[Collection entries]
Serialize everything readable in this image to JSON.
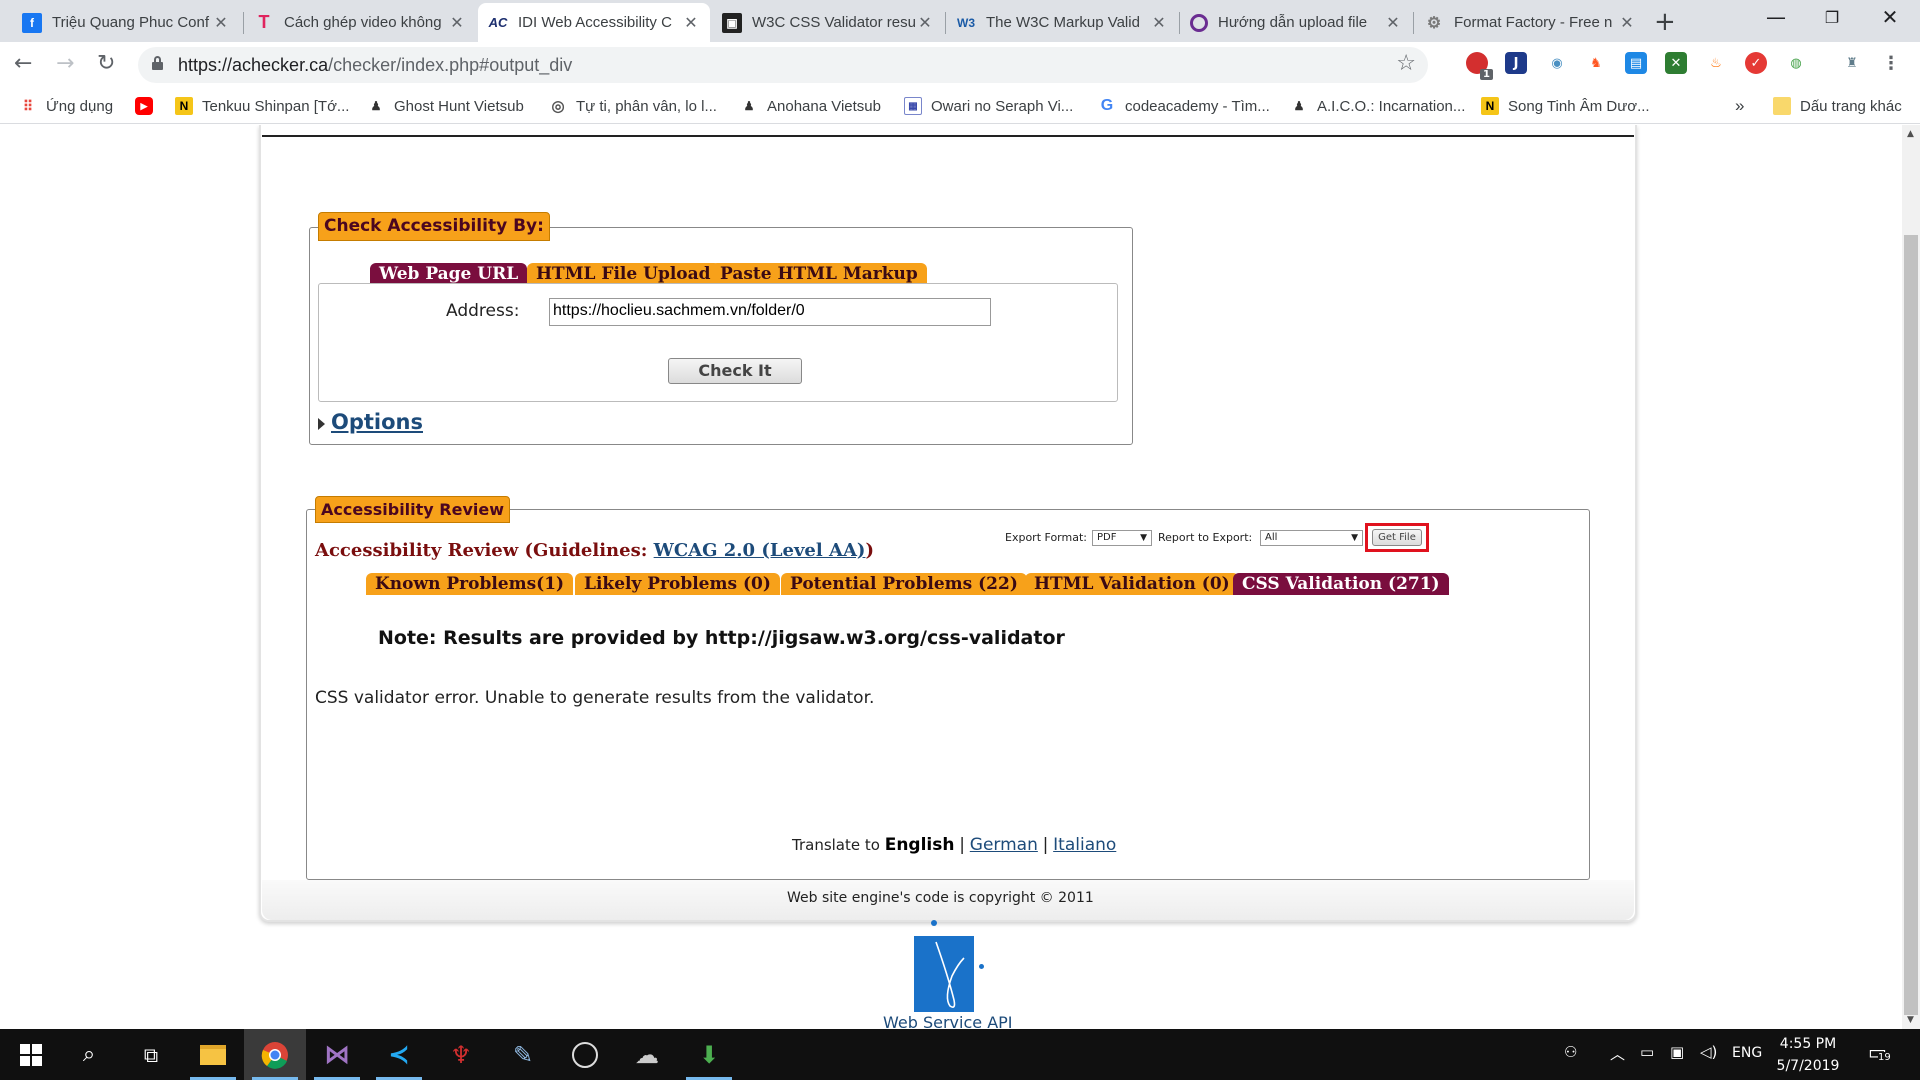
{
  "browser": {
    "tabs": [
      {
        "title": "Triệu Quang Phuc Conf",
        "icon": "facebook-icon",
        "active": false
      },
      {
        "title": "Cách ghép video không",
        "icon": "t-icon",
        "active": false
      },
      {
        "title": "IDI Web Accessibility C",
        "icon": "achecker-icon",
        "active": true
      },
      {
        "title": "W3C CSS Validator resu",
        "icon": "w3c-css-icon",
        "active": false
      },
      {
        "title": "The W3C Markup Valid",
        "icon": "w3c-icon",
        "active": false
      },
      {
        "title": "Hướng dẫn upload file",
        "icon": "q-icon",
        "active": false
      },
      {
        "title": "Format Factory - Free n",
        "icon": "formatfactory-icon",
        "active": false
      }
    ],
    "fav_text": {
      "w3c": "W3",
      "ac": "AC",
      "t": "T"
    },
    "url_host": "https://achecker.ca",
    "url_path": "/checker/index.php#output_div",
    "extension_badge": "1",
    "bookmarks": [
      {
        "label": "Ứng dụng",
        "icon": "apps-grid-icon"
      },
      {
        "label": "",
        "icon": "youtube-icon"
      },
      {
        "label": "Tenkuu Shinpan [Tớ...",
        "icon": "n-icon"
      },
      {
        "label": "Ghost Hunt Vietsub",
        "icon": "anime-icon"
      },
      {
        "label": "Tự ti, phân vân, lo l...",
        "icon": "globe-icon"
      },
      {
        "label": "Anohana Vietsub",
        "icon": "anime-icon"
      },
      {
        "label": "Owari no Seraph Vi...",
        "icon": "page-icon"
      },
      {
        "label": "codeacademy - Tìm...",
        "icon": "google-icon"
      },
      {
        "label": "A.I.C.O.: Incarnation...",
        "icon": "anime-icon"
      },
      {
        "label": "Song Tinh Âm Dươ...",
        "icon": "n-icon"
      }
    ],
    "bookmarks_more": "»",
    "other_bookmarks": "Dấu trang khác"
  },
  "check": {
    "legend": "Check Accessibility By:",
    "tabs": [
      "Web Page URL",
      "HTML File Upload",
      "Paste HTML Markup"
    ],
    "address_label": "Address:",
    "address_value": "https://hoclieu.sachmem.vn/folder/0",
    "check_button": "Check It",
    "options": "Options"
  },
  "review": {
    "legend": "Accessibility Review",
    "heading_prefix": "Accessibility Review (Guidelines: ",
    "guideline_link": "WCAG 2.0 (Level AA)",
    "heading_suffix": ")",
    "export_format_label": "Export Format:",
    "export_format_value": "PDF",
    "report_label": "Report to Export:",
    "report_value": "All",
    "get_file_button": "Get File",
    "tabs": [
      {
        "label": "Known Problems(1)",
        "selected": false
      },
      {
        "label": "Likely Problems (0)",
        "selected": false
      },
      {
        "label": "Potential Problems (22)",
        "selected": false
      },
      {
        "label": "HTML Validation (0)",
        "selected": false
      },
      {
        "label": "CSS Validation (271)",
        "selected": true
      }
    ],
    "note": "Note: Results are provided by http://jigsaw.w3.org/css-validator",
    "message": "CSS validator error. Unable to generate results from the validator."
  },
  "footer": {
    "translate_prefix": "Translate to",
    "current_language": "English",
    "languages": [
      "German",
      "Italiano"
    ],
    "separator": "|",
    "copyright": "Web site engine's code is copyright © 2011",
    "api_label": "Web Service API"
  },
  "taskbar": {
    "language": "ENG",
    "time": "4:55 PM",
    "date": "5/7/2019",
    "notification_count": "19"
  },
  "colors": {
    "legend_orange": "#f7a11a",
    "tab_selected": "#7a0e3e",
    "link_blue": "#1d4b7a",
    "highlight_red": "#e0121e"
  }
}
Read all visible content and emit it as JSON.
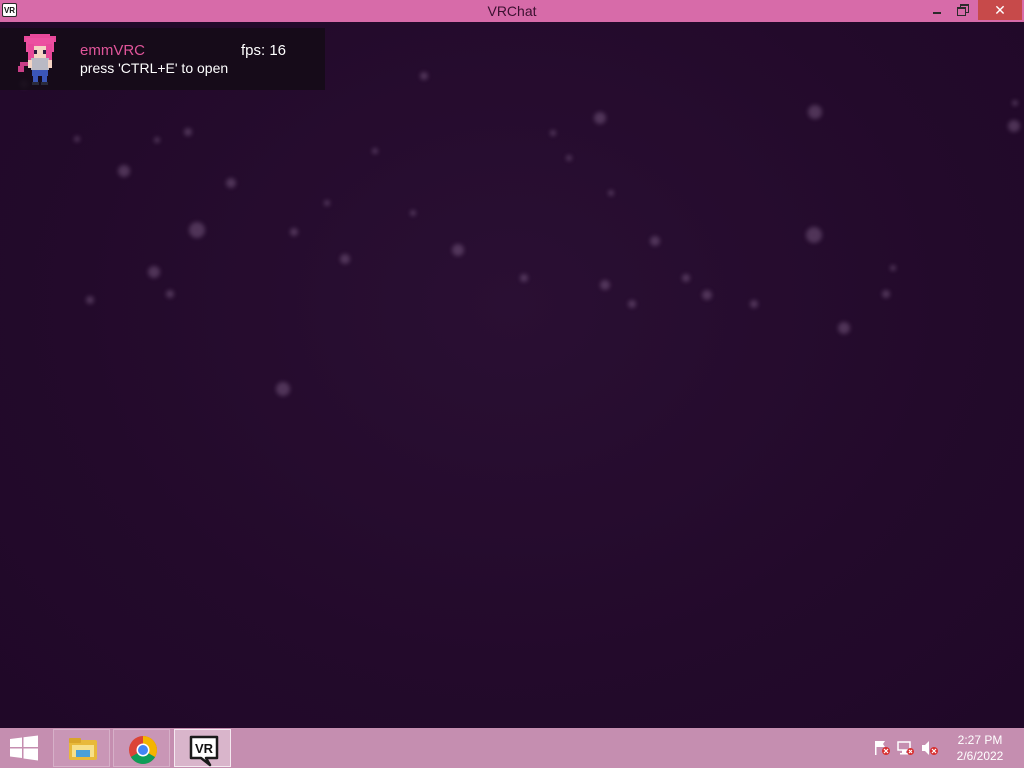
{
  "window": {
    "title": "VRChat",
    "app_icon_label": "VR",
    "close_label": "✕",
    "accent": "#d76ba9"
  },
  "overlay": {
    "username": "emmVRC",
    "fps_text": "fps: 16",
    "hint": "press 'CTRL+E' to open",
    "name_color": "#e0559a"
  },
  "taskbar": {
    "apps": [
      {
        "name": "file-explorer",
        "icon": "folder-icon",
        "active": false
      },
      {
        "name": "google-chrome",
        "icon": "chrome-icon",
        "active": false
      },
      {
        "name": "vrchat",
        "icon": "vrchat-icon",
        "active": true,
        "label": "VR"
      }
    ],
    "tray": {
      "icons": [
        "action-center-flag-icon",
        "network-icon",
        "volume-muted-icon"
      ]
    },
    "clock": {
      "time": "2:27 PM",
      "date": "2/6/2022"
    }
  }
}
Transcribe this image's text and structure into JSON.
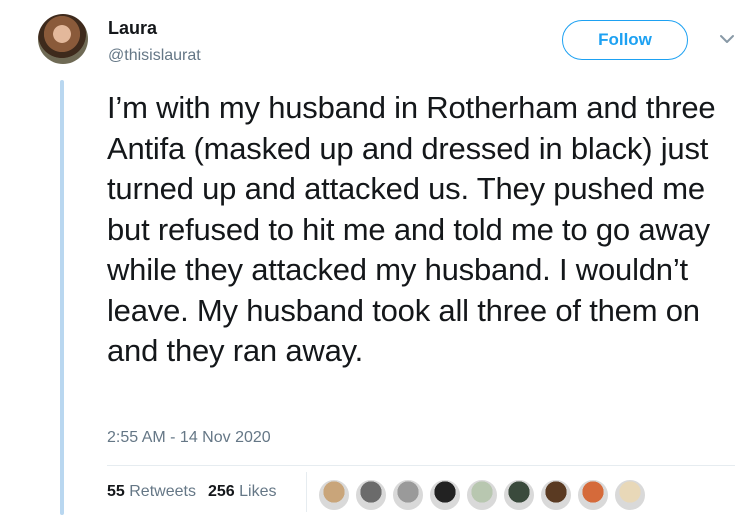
{
  "author": {
    "name": "Laura",
    "handle": "@thisislaurat"
  },
  "follow_button": {
    "label": "Follow"
  },
  "tweet": {
    "text": "I’m with my husband in Rotherham and three Antifa (masked up and dressed in black) just turned up and attacked us. They pushed me but refused to hit me and told me to go away while they attacked my husband. I wouldn’t leave. My husband took all three of them on and they ran away.",
    "timestamp": "2:55 AM - 14 Nov 2020"
  },
  "stats": {
    "retweets_count": "55",
    "retweets_label": "Retweets",
    "likes_count": "256",
    "likes_label": "Likes"
  },
  "likers": [
    {
      "color": "#c9a57a"
    },
    {
      "color": "#6b6b6b"
    },
    {
      "color": "#9a9a9a"
    },
    {
      "color": "#222222"
    },
    {
      "color": "#b8c7b0"
    },
    {
      "color": "#3a4a3c"
    },
    {
      "color": "#5a3a22"
    },
    {
      "color": "#d56a3a"
    },
    {
      "color": "#e8d8b8"
    }
  ],
  "colors": {
    "accent": "#1da1f2",
    "secondary_text": "#657786",
    "thread_line": "#b9d7f0"
  }
}
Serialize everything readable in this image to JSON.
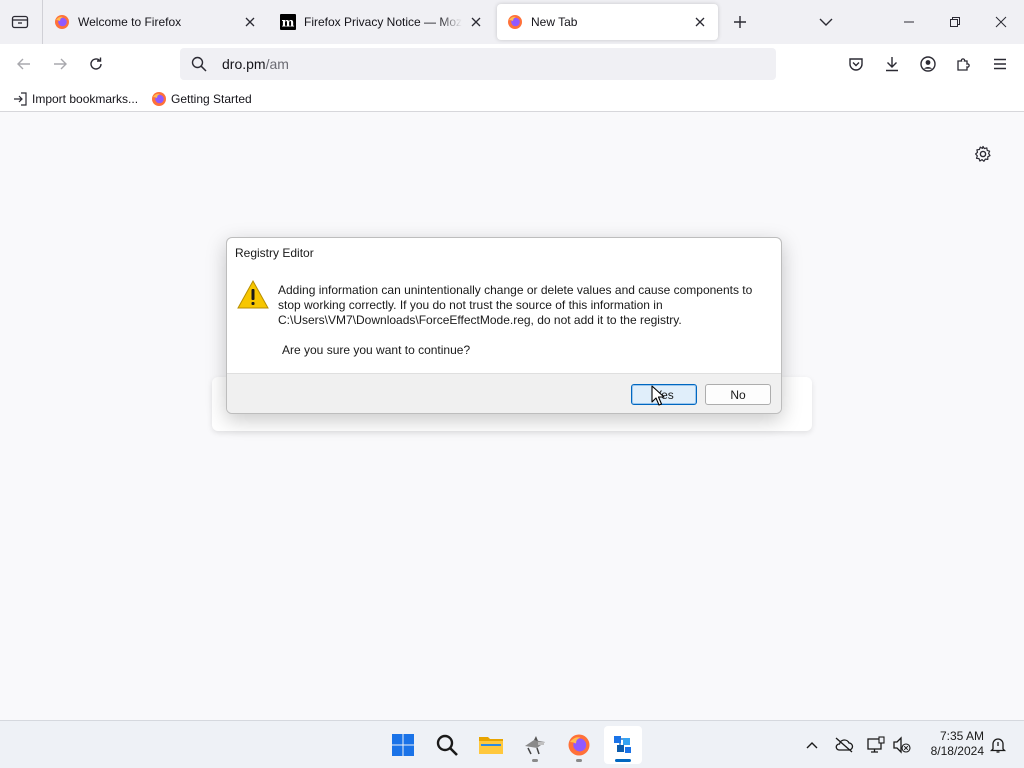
{
  "browser": {
    "tabs": [
      {
        "label": "Welcome to Firefox",
        "favicon": "firefox-icon"
      },
      {
        "label": "Firefox Privacy Notice — Mozilla",
        "favicon": "mozilla-m-icon"
      },
      {
        "label": "New Tab",
        "favicon": "firefox-icon",
        "active": true
      }
    ],
    "url": {
      "host": "dro.pm",
      "path": "/am"
    },
    "bookmarks": [
      {
        "label": "Import bookmarks...",
        "icon": "import-icon"
      },
      {
        "label": "Getting Started",
        "icon": "firefox-icon"
      }
    ]
  },
  "dialog": {
    "title": "Registry Editor",
    "message": "Adding information can unintentionally change or delete values and cause components to stop working correctly. If you do not trust the source of this information in C:\\Users\\VM7\\Downloads\\ForceEffectMode.reg, do not add it to the registry.",
    "question": "Are you sure you want to continue?",
    "yes_label": "Yes",
    "no_label": "No",
    "icon": "warning-icon"
  },
  "taskbar": {
    "apps": [
      "windows-start-icon",
      "search-icon",
      "file-explorer-icon",
      "app-icon",
      "firefox-icon",
      "registry-editor-icon"
    ],
    "time": "7:35 AM",
    "date": "8/18/2024"
  },
  "colors": {
    "accent": "#0067c0",
    "warning": "#f7c600",
    "firefox_orange": "#ff7139",
    "firefox_purple": "#9059ff"
  }
}
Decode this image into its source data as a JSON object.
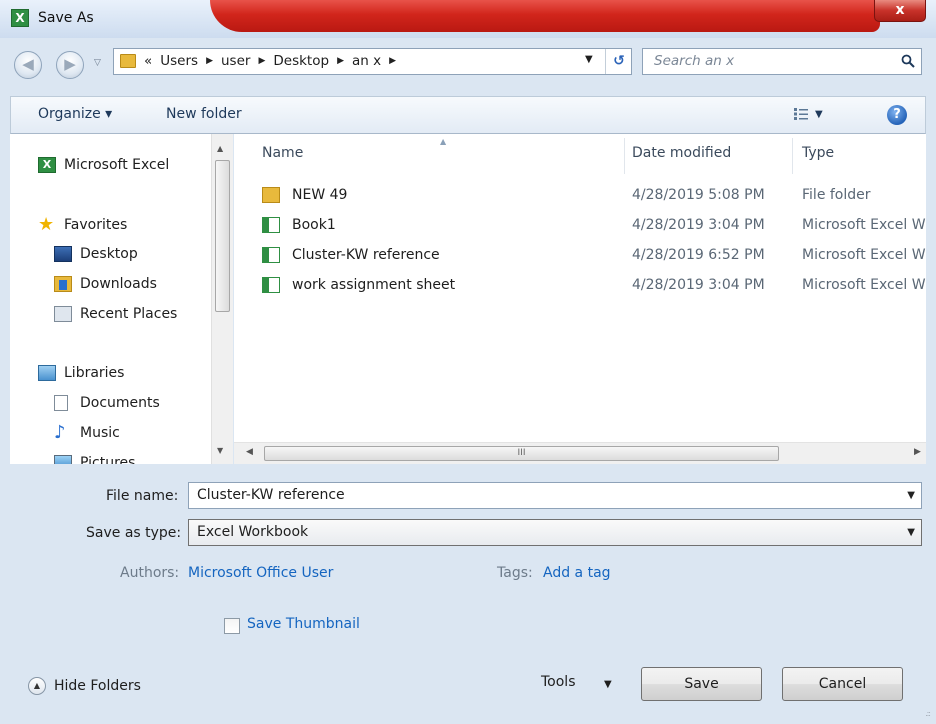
{
  "window": {
    "title": "Save As",
    "app_icon_letter": "X",
    "close_glyph": "x"
  },
  "address": {
    "breadcrumbs": [
      "«",
      "Users",
      "user",
      "Desktop",
      "an x"
    ],
    "search_placeholder": "Search an x"
  },
  "toolbar": {
    "organize_label": "Organize ▾",
    "new_folder_label": "New folder",
    "help_glyph": "?"
  },
  "nav_pane": {
    "items": [
      {
        "label": "Microsoft Excel",
        "icon": "excel-icon"
      },
      {
        "label": "Favorites",
        "icon": "star-icon"
      },
      {
        "label": "Desktop",
        "icon": "desktop-icon"
      },
      {
        "label": "Downloads",
        "icon": "downloads-folder-icon"
      },
      {
        "label": "Recent Places",
        "icon": "recent-places-icon"
      },
      {
        "label": "Libraries",
        "icon": "libraries-icon"
      },
      {
        "label": "Documents",
        "icon": "document-icon"
      },
      {
        "label": "Music",
        "icon": "music-icon"
      },
      {
        "label": "Pictures",
        "icon": "pictures-icon"
      }
    ]
  },
  "file_list": {
    "columns": [
      "Name",
      "Date modified",
      "Type"
    ],
    "rows": [
      {
        "name": "NEW 49",
        "date": "4/28/2019 5:08 PM",
        "type": "File folder",
        "icon": "folder-icon"
      },
      {
        "name": "Book1",
        "date": "4/28/2019 3:04 PM",
        "type": "Microsoft Excel W",
        "icon": "excel-file-icon"
      },
      {
        "name": "Cluster-KW reference",
        "date": "4/28/2019 6:52 PM",
        "type": "Microsoft Excel W",
        "icon": "excel-file-icon"
      },
      {
        "name": "work assignment sheet",
        "date": "4/28/2019 3:04 PM",
        "type": "Microsoft Excel W",
        "icon": "excel-file-icon"
      }
    ],
    "scroll_grip": "III"
  },
  "form": {
    "file_name_label": "File name:",
    "file_name_value": "Cluster-KW reference",
    "save_type_label": "Save as type:",
    "save_type_value": "Excel Workbook",
    "authors_label": "Authors:",
    "authors_value": "Microsoft Office User",
    "tags_label": "Tags:",
    "tags_value": "Add a tag",
    "thumbnail_label": "Save Thumbnail"
  },
  "footer": {
    "hide_folders_label": "Hide Folders",
    "tools_label": "Tools",
    "save_label": "Save",
    "cancel_label": "Cancel"
  },
  "colors": {
    "accent_link": "#1565c0",
    "title_red": "#d11b10",
    "excel_green": "#2f8f43",
    "folder_yellow": "#e8b93c"
  }
}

- SET EXERCISE:
Above are entries; state the number of lines among them that contain "https", and nothing else.

- REPLY:
2